What you are asked to do: Transcribe every line exactly and omit anything that is a picture.

"""

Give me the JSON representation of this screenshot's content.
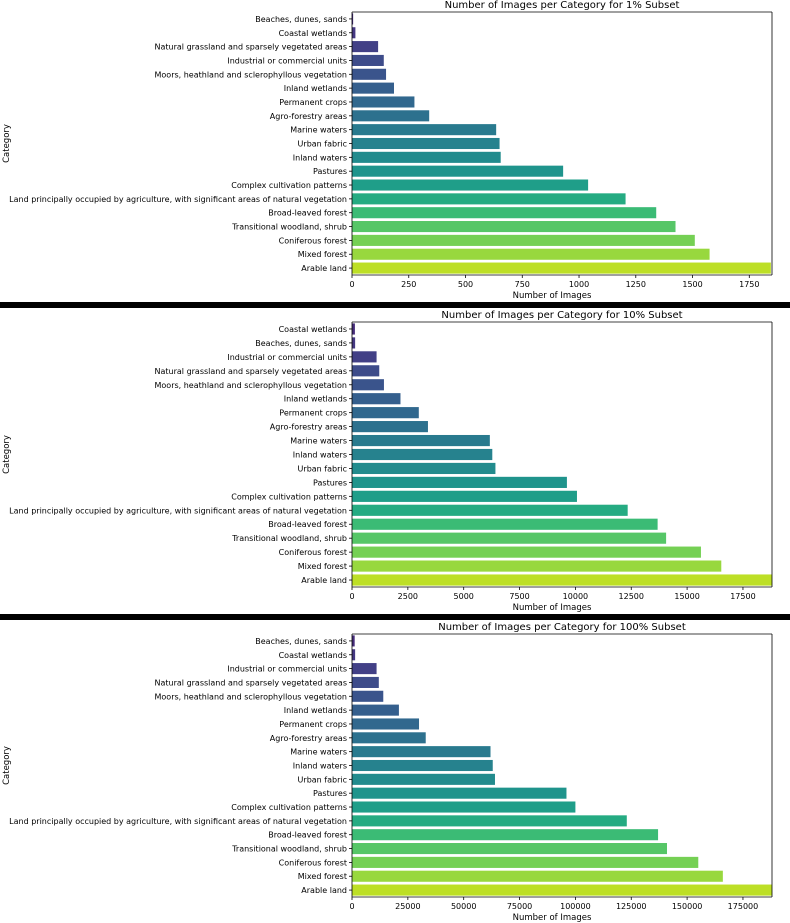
{
  "palette": [
    "#472d7b",
    "#453882",
    "#424086",
    "#3e4c8a",
    "#3a548c",
    "#355f8d",
    "#31688e",
    "#2d718e",
    "#297a8e",
    "#26828e",
    "#228b8d",
    "#1f948c",
    "#1f9e89",
    "#25ab82",
    "#3bbb75",
    "#56c667",
    "#75d054",
    "#98d83e",
    "#bddf26"
  ],
  "chart_data": [
    {
      "type": "bar",
      "orientation": "horizontal",
      "title": "Number of Images per Category for 1% Subset",
      "xlabel": "Number of Images",
      "ylabel": "Category",
      "xlim": [
        0,
        1850
      ],
      "xticks": [
        0,
        250,
        500,
        750,
        1000,
        1250,
        1500,
        1750
      ],
      "categories": [
        "Beaches, dunes, sands",
        "Coastal wetlands",
        "Natural grassland and sparsely vegetated areas",
        "Industrial or commercial units",
        "Moors, heathland and sclerophyllous vegetation",
        "Inland wetlands",
        "Permanent crops",
        "Agro-forestry areas",
        "Marine waters",
        "Urban fabric",
        "Inland waters",
        "Pastures",
        "Complex cultivation patterns",
        "Land principally occupied by agriculture, with significant areas of natural vegetation",
        "Broad-leaved forest",
        "Transitional woodland, shrub",
        "Coniferous forest",
        "Mixed forest",
        "Arable land"
      ],
      "values": [
        5,
        15,
        115,
        140,
        150,
        185,
        275,
        340,
        635,
        650,
        655,
        930,
        1040,
        1205,
        1340,
        1425,
        1510,
        1575,
        1845
      ]
    },
    {
      "type": "bar",
      "orientation": "horizontal",
      "title": "Number of Images per Category for 10% Subset",
      "xlabel": "Number of Images",
      "ylabel": "Category",
      "xlim": [
        0,
        18800
      ],
      "xticks": [
        0,
        2500,
        5000,
        7500,
        10000,
        12500,
        15000,
        17500
      ],
      "categories": [
        "Coastal wetlands",
        "Beaches, dunes, sands",
        "Industrial or commercial units",
        "Natural grassland and sparsely vegetated areas",
        "Moors, heathland and sclerophyllous vegetation",
        "Inland wetlands",
        "Permanent crops",
        "Agro-forestry areas",
        "Marine waters",
        "Inland waters",
        "Urban fabric",
        "Pastures",
        "Complex cultivation patterns",
        "Land principally occupied by agriculture, with significant areas of natural vegetation",
        "Broad-leaved forest",
        "Transitional woodland, shrub",
        "Coniferous forest",
        "Mixed forest",
        "Arable land"
      ],
      "values": [
        130,
        140,
        1100,
        1220,
        1430,
        2170,
        2990,
        3400,
        6170,
        6280,
        6420,
        9620,
        10070,
        12340,
        13680,
        14060,
        15620,
        16530,
        18800
      ]
    },
    {
      "type": "bar",
      "orientation": "horizontal",
      "title": "Number of Images per Category for 100% Subset",
      "xlabel": "Number of Images",
      "ylabel": "Category",
      "xlim": [
        0,
        188000
      ],
      "xticks": [
        0,
        25000,
        50000,
        75000,
        100000,
        125000,
        150000,
        175000
      ],
      "categories": [
        "Beaches, dunes, sands",
        "Coastal wetlands",
        "Industrial or commercial units",
        "Natural grassland and sparsely vegetated areas",
        "Moors, heathland and sclerophyllous vegetation",
        "Inland wetlands",
        "Permanent crops",
        "Agro-forestry areas",
        "Marine waters",
        "Inland waters",
        "Urban fabric",
        "Pastures",
        "Complex cultivation patterns",
        "Land principally occupied by agriculture, with significant areas of natural vegetation",
        "Broad-leaved forest",
        "Transitional woodland, shrub",
        "Coniferous forest",
        "Mixed forest",
        "Arable land"
      ],
      "values": [
        1200,
        1400,
        11000,
        12000,
        14000,
        21000,
        30000,
        33000,
        62000,
        63000,
        64000,
        96000,
        100000,
        123000,
        137000,
        141000,
        155000,
        166000,
        188000
      ]
    }
  ]
}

"""

Solution to this exercise:
Give me the JSON representation of this screenshot's content.
{
  "palette": [
    "#472d7b",
    "#453882",
    "#424086",
    "#3e4c8a",
    "#3a548c",
    "#355f8d",
    "#31688e",
    "#2d718e",
    "#297a8e",
    "#26828e",
    "#228b8d",
    "#1f948c",
    "#1f9e89",
    "#25ab82",
    "#3bbb75",
    "#56c667",
    "#75d054",
    "#98d83e",
    "#bddf26"
  ],
  "chart_data": [
    {
      "type": "bar",
      "orientation": "horizontal",
      "title": "Number of Images per Category for 1% Subset",
      "xlabel": "Number of Images",
      "ylabel": "Category",
      "xlim": [
        0,
        1850
      ],
      "xticks": [
        0,
        250,
        500,
        750,
        1000,
        1250,
        1500,
        1750
      ],
      "categories": [
        "Beaches, dunes, sands",
        "Coastal wetlands",
        "Natural grassland and sparsely vegetated areas",
        "Industrial or commercial units",
        "Moors, heathland and sclerophyllous vegetation",
        "Inland wetlands",
        "Permanent crops",
        "Agro-forestry areas",
        "Marine waters",
        "Urban fabric",
        "Inland waters",
        "Pastures",
        "Complex cultivation patterns",
        "Land principally occupied by agriculture, with significant areas of natural vegetation",
        "Broad-leaved forest",
        "Transitional woodland, shrub",
        "Coniferous forest",
        "Mixed forest",
        "Arable land"
      ],
      "values": [
        5,
        15,
        115,
        140,
        150,
        185,
        275,
        340,
        635,
        650,
        655,
        930,
        1040,
        1205,
        1340,
        1425,
        1510,
        1575,
        1845
      ]
    },
    {
      "type": "bar",
      "orientation": "horizontal",
      "title": "Number of Images per Category for 10% Subset",
      "xlabel": "Number of Images",
      "ylabel": "Category",
      "xlim": [
        0,
        18800
      ],
      "xticks": [
        0,
        2500,
        5000,
        7500,
        10000,
        12500,
        15000,
        17500
      ],
      "categories": [
        "Coastal wetlands",
        "Beaches, dunes, sands",
        "Industrial or commercial units",
        "Natural grassland and sparsely vegetated areas",
        "Moors, heathland and sclerophyllous vegetation",
        "Inland wetlands",
        "Permanent crops",
        "Agro-forestry areas",
        "Marine waters",
        "Inland waters",
        "Urban fabric",
        "Pastures",
        "Complex cultivation patterns",
        "Land principally occupied by agriculture, with significant areas of natural vegetation",
        "Broad-leaved forest",
        "Transitional woodland, shrub",
        "Coniferous forest",
        "Mixed forest",
        "Arable land"
      ],
      "values": [
        130,
        140,
        1100,
        1220,
        1430,
        2170,
        2990,
        3400,
        6170,
        6280,
        6420,
        9620,
        10070,
        12340,
        13680,
        14060,
        15620,
        16530,
        18800
      ]
    },
    {
      "type": "bar",
      "orientation": "horizontal",
      "title": "Number of Images per Category for 100% Subset",
      "xlabel": "Number of Images",
      "ylabel": "Category",
      "xlim": [
        0,
        188000
      ],
      "xticks": [
        0,
        25000,
        50000,
        75000,
        100000,
        125000,
        150000,
        175000
      ],
      "categories": [
        "Beaches, dunes, sands",
        "Coastal wetlands",
        "Industrial or commercial units",
        "Natural grassland and sparsely vegetated areas",
        "Moors, heathland and sclerophyllous vegetation",
        "Inland wetlands",
        "Permanent crops",
        "Agro-forestry areas",
        "Marine waters",
        "Inland waters",
        "Urban fabric",
        "Pastures",
        "Complex cultivation patterns",
        "Land principally occupied by agriculture, with significant areas of natural vegetation",
        "Broad-leaved forest",
        "Transitional woodland, shrub",
        "Coniferous forest",
        "Mixed forest",
        "Arable land"
      ],
      "values": [
        1200,
        1400,
        11000,
        12000,
        14000,
        21000,
        30000,
        33000,
        62000,
        63000,
        64000,
        96000,
        100000,
        123000,
        137000,
        141000,
        155000,
        166000,
        188000
      ]
    }
  ]
}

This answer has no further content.